↓↓↓

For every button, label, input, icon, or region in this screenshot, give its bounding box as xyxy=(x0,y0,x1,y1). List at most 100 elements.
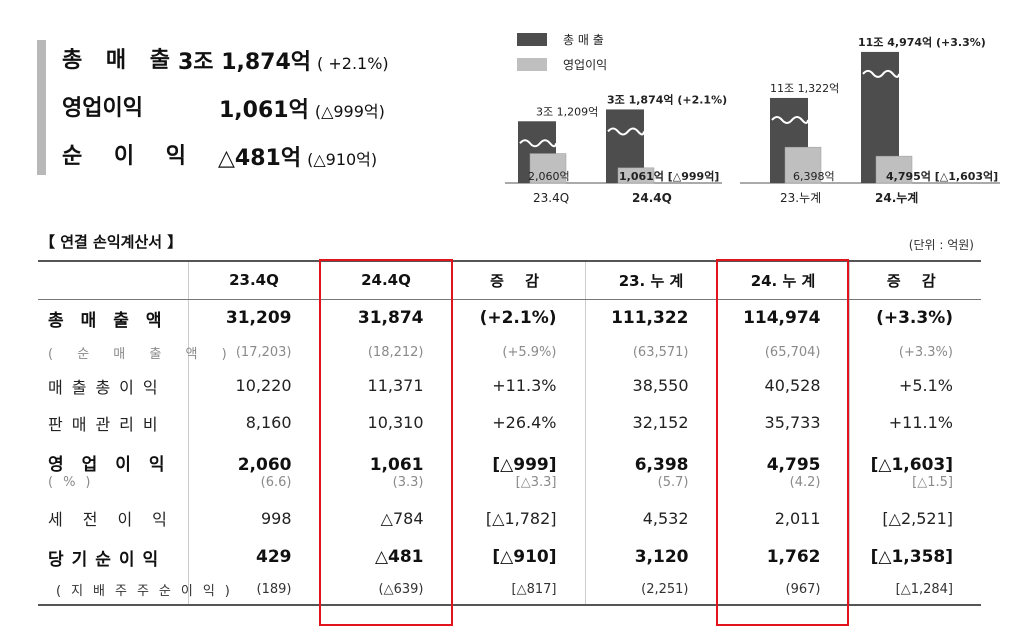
summary-op-value-wrap: 1,061억 (△999억) xyxy=(219,92,385,124)
summary-sales-row: 총 매 출 xyxy=(62,42,178,78)
table-cell: 11,371 xyxy=(319,367,452,404)
table-cell: (+2.1%) xyxy=(451,299,585,337)
table-cell: 4,532 xyxy=(584,497,717,539)
table-row-net-income: 당기순이익 429 △481 [△910] 3,120 1,762 [△1,35… xyxy=(38,539,981,575)
header-23-4q: 23.4Q xyxy=(187,260,320,300)
axis-break-wave xyxy=(607,127,645,136)
table-cell: 31,874 xyxy=(319,299,452,337)
table-cell: 2,060 xyxy=(187,441,320,475)
header-23-cumulative: 23. 누 계 xyxy=(584,260,717,300)
table-cell: 998 xyxy=(187,497,320,539)
label-sales-24.4Q: 3조 1,874억 (+2.1%) xyxy=(607,93,727,106)
table-cell: (+5.9%) xyxy=(451,337,585,367)
axis-break-wave xyxy=(519,139,557,148)
header-24-cumulative: 24. 누 계 xyxy=(716,260,849,300)
table-cell: 31,209 xyxy=(187,299,320,337)
bar-op-24.누계 xyxy=(875,155,913,184)
summary-net-value: △481억 xyxy=(218,146,302,171)
summary-net-delta: (△910억) xyxy=(307,150,378,169)
label-op-24.누계: 4,795억 [△1,603억] xyxy=(886,170,998,183)
table-cell: +5.1% xyxy=(848,367,981,404)
table-cell: (17,203) xyxy=(187,337,320,367)
row-label: (%) xyxy=(48,475,101,490)
bar-op-24.4Q xyxy=(617,167,655,184)
table-cell: [△3.3] xyxy=(451,475,585,497)
table-cell: 429 xyxy=(187,539,320,575)
summary-net-label: 순 이 익 xyxy=(62,144,199,169)
table-cell: (967) xyxy=(716,575,849,606)
label-op-24.4Q: 1,061억 [△999억] xyxy=(619,170,719,183)
label-op-23.4Q: 2,060억 xyxy=(528,170,570,183)
table-row-op-margin: (%) (6.6) (3.3) [△3.3] (5.7) (4.2) [△1.5… xyxy=(38,475,981,497)
label-sales-23.누계: 11조 1,322억 xyxy=(770,82,839,95)
table-cell: 35,733 xyxy=(716,404,849,441)
category-label-23.누계: 23.누계 xyxy=(780,191,821,205)
header-24-4q: 24.4Q xyxy=(319,260,452,300)
summary-sales-label: 총 매 출 xyxy=(62,48,179,73)
table-cell: [△999] xyxy=(451,441,585,475)
table-cell: △481 xyxy=(319,539,452,575)
table-row-net-sales: ( 순 매 출 액 ) (17,203) (18,212) (+5.9%) (6… xyxy=(38,337,981,367)
table-cell: (65,704) xyxy=(716,337,849,367)
header-ytd-change: 증 감 xyxy=(848,260,981,300)
table-cell: +26.4% xyxy=(451,404,585,441)
table-row-sga: 판매관리비 8,160 10,310 +26.4% 32,152 35,733 … xyxy=(38,404,981,441)
table-cell: [△2,521] xyxy=(848,497,981,539)
table-cell: +11.3% xyxy=(451,367,585,404)
table-cell: [△1,284] xyxy=(848,575,981,606)
row-label: 세전이익 xyxy=(48,510,187,529)
table-cell: (6.6) xyxy=(187,475,320,497)
table-cell: (189) xyxy=(187,575,320,606)
income-statement-table: 23.4Q 24.4Q 증 감 23. 누 계 24. 누 계 증 감 총매출액… xyxy=(38,260,981,606)
table-cell: 38,550 xyxy=(584,367,717,404)
label-sales-24.누계: 11조 4,974억 (+3.3%) xyxy=(858,36,986,49)
axis-break-wave xyxy=(771,115,809,124)
summary-op-value: 1,061억 xyxy=(219,98,309,123)
summary-op-delta: (△999억) xyxy=(314,102,385,121)
summary-op-label: 영업이익 xyxy=(62,96,143,121)
table-row-gross-profit: 매출총이익 10,220 11,371 +11.3% 38,550 40,528… xyxy=(38,367,981,404)
table-cell: (+3.3%) xyxy=(848,299,981,337)
table-cell: [△1,358] xyxy=(848,539,981,575)
table-cell: [△1.5] xyxy=(848,475,981,497)
table-cell: [△1,782] xyxy=(451,497,585,539)
table-cell: (+3.3%) xyxy=(848,337,981,367)
row-label: ( 순 매 출 액 ) xyxy=(48,346,237,362)
legend-swatch-sales xyxy=(517,33,547,46)
row-label: (지배주주순이익) xyxy=(38,575,230,606)
table-row-operating-profit: 영업이익 2,060 1,061 [△999] 6,398 4,795 [△1,… xyxy=(38,441,981,475)
header-qoq-change: 증 감 xyxy=(451,260,585,300)
table-cell: (2,251) xyxy=(584,575,717,606)
row-label: 영업이익 xyxy=(48,455,183,475)
bar-op-23.누계 xyxy=(784,146,822,184)
axis-break-wave xyxy=(862,69,900,78)
row-label: 판매관리비 xyxy=(48,414,167,434)
category-label-24.누계: 24.누계 xyxy=(875,190,918,205)
label-sales-23.4Q: 3조 1,209억 xyxy=(536,105,598,118)
header-blank xyxy=(38,260,188,300)
table-cell: [△817] xyxy=(451,575,585,606)
table-row-total-sales: 총매출액 31,209 31,874 (+2.1%) 111,322 114,9… xyxy=(38,299,981,337)
table-cell: 10,220 xyxy=(187,367,320,404)
row-label: 총매출액 xyxy=(48,310,179,331)
table-cell: 10,310 xyxy=(319,404,452,441)
bar-op-23.4Q xyxy=(529,153,567,184)
summary-sales-delta: ( +2.1%) xyxy=(317,54,389,73)
legend-label-sales: 총 매 출 xyxy=(563,33,604,47)
legend-swatch-op xyxy=(517,58,547,71)
table-cell: (4.2) xyxy=(716,475,849,497)
table-cell: [△910] xyxy=(451,539,585,575)
table-cell: (18,212) xyxy=(319,337,452,367)
table-cell: △784 xyxy=(319,497,452,539)
table-cell: 114,974 xyxy=(716,299,849,337)
category-label-24.4Q: 24.4Q xyxy=(632,191,672,205)
table-cell: (63,571) xyxy=(584,337,717,367)
table-cell: 111,322 xyxy=(584,299,717,337)
table-cell: (△639) xyxy=(319,575,452,606)
summary-net-row: 순 이 익 xyxy=(62,138,198,174)
table-cell: 1,762 xyxy=(716,539,849,575)
table-row-pretax-income: 세전이익 998 △784 [△1,782] 4,532 2,011 [△2,5… xyxy=(38,497,981,539)
table-cell: (5.7) xyxy=(584,475,717,497)
table-cell: (3.3) xyxy=(319,475,452,497)
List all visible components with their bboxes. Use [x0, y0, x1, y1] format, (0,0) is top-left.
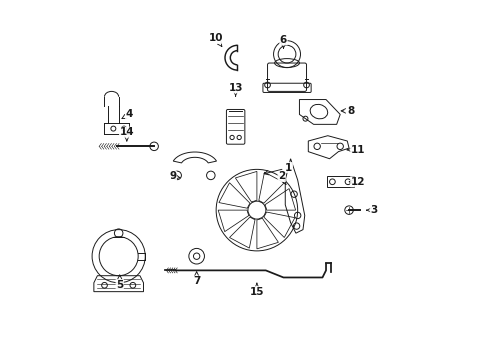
- Text: 3: 3: [366, 205, 377, 215]
- Text: 15: 15: [249, 283, 264, 297]
- Text: 8: 8: [341, 106, 354, 116]
- Text: 4: 4: [122, 109, 133, 120]
- Text: 1: 1: [264, 163, 292, 175]
- Text: 6: 6: [279, 35, 286, 48]
- Text: 7: 7: [193, 272, 200, 286]
- Text: 9: 9: [169, 171, 180, 181]
- Text: 13: 13: [228, 83, 243, 96]
- Text: 11: 11: [346, 145, 365, 155]
- Text: 10: 10: [208, 33, 223, 46]
- Text: 14: 14: [119, 127, 134, 141]
- Text: 5: 5: [116, 275, 123, 289]
- Text: 2: 2: [278, 171, 285, 185]
- Text: 12: 12: [348, 177, 365, 187]
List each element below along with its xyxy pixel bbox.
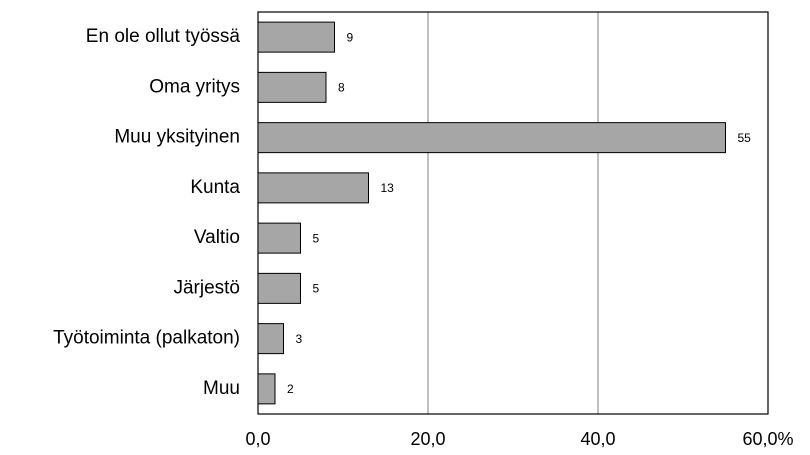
data-label: 13 <box>381 181 395 195</box>
bar <box>257 373 276 405</box>
bar <box>257 21 335 53</box>
data-label: 55 <box>738 131 752 145</box>
x-tick-label: 40,0 <box>580 429 615 449</box>
data-label: 8 <box>338 81 345 95</box>
data-label: 2 <box>287 382 294 396</box>
data-label: 5 <box>313 231 320 245</box>
x-tick-label: 20,0 <box>410 429 445 449</box>
bar <box>257 122 726 154</box>
bar <box>257 272 301 304</box>
category-label: En ole ollut työssä <box>86 26 241 47</box>
bar <box>257 172 369 204</box>
category-label: Valtio <box>194 227 240 248</box>
category-label: Muu <box>203 378 240 399</box>
bar <box>257 71 327 103</box>
category-label: Oma yritys <box>149 76 240 97</box>
category-label: Työtoiminta (palkaton) <box>53 328 240 349</box>
category-label: Kunta <box>190 177 240 198</box>
bar <box>257 222 301 254</box>
category-label: Järjestö <box>173 277 240 298</box>
plot-border <box>257 11 769 415</box>
bar <box>257 323 284 355</box>
category-label: Muu yksityinen <box>114 127 240 148</box>
data-label: 3 <box>296 332 303 346</box>
x-tick-label: 0,0 <box>245 429 270 449</box>
data-label: 9 <box>347 30 354 44</box>
data-label: 5 <box>313 282 320 296</box>
x-tick-label: 60,0% <box>742 429 793 449</box>
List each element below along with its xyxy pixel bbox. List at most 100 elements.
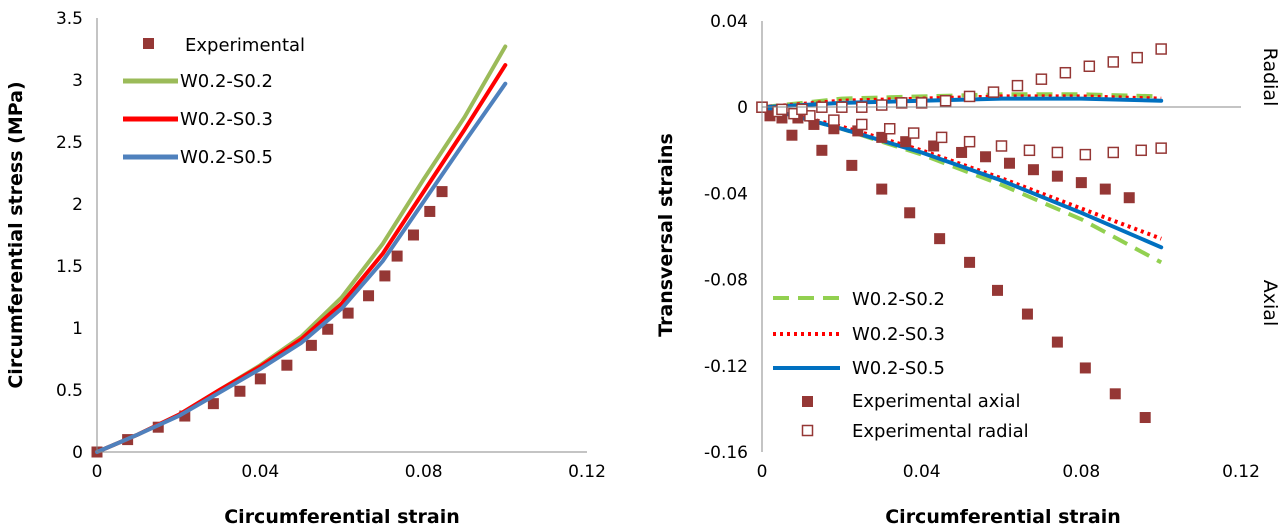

↑↑↑

Lay out the part of the records that opens with the line containing "data-label: 13 <box>381 181 395 195</box>" and closes with the line containing "x-tick-label: 20,0 <box>410 429 445 449</box>" as a Markdown table. Use the columns Row and Line, give each line a row number, and leave out blank lines.

| Row | Line |
|---|---|
| 1 | data-label: 13 <box>381 181 395 195</box> |
| 2 | bar <box>257 373 276 405</box> |
| 3 | bar <box>257 21 335 53</box> |
| 4 | data-label: 55 <box>738 131 752 145</box> |
| 5 | x-tick-label: 40,0 <box>580 429 615 449</box> |
| 6 | data-label: 8 <box>338 81 345 95</box> |
| 7 | data-label: 2 <box>287 382 294 396</box> |
| 8 | data-label: 5 <box>313 231 320 245</box> |
| 9 | x-tick-label: 20,0 <box>410 429 445 449</box> |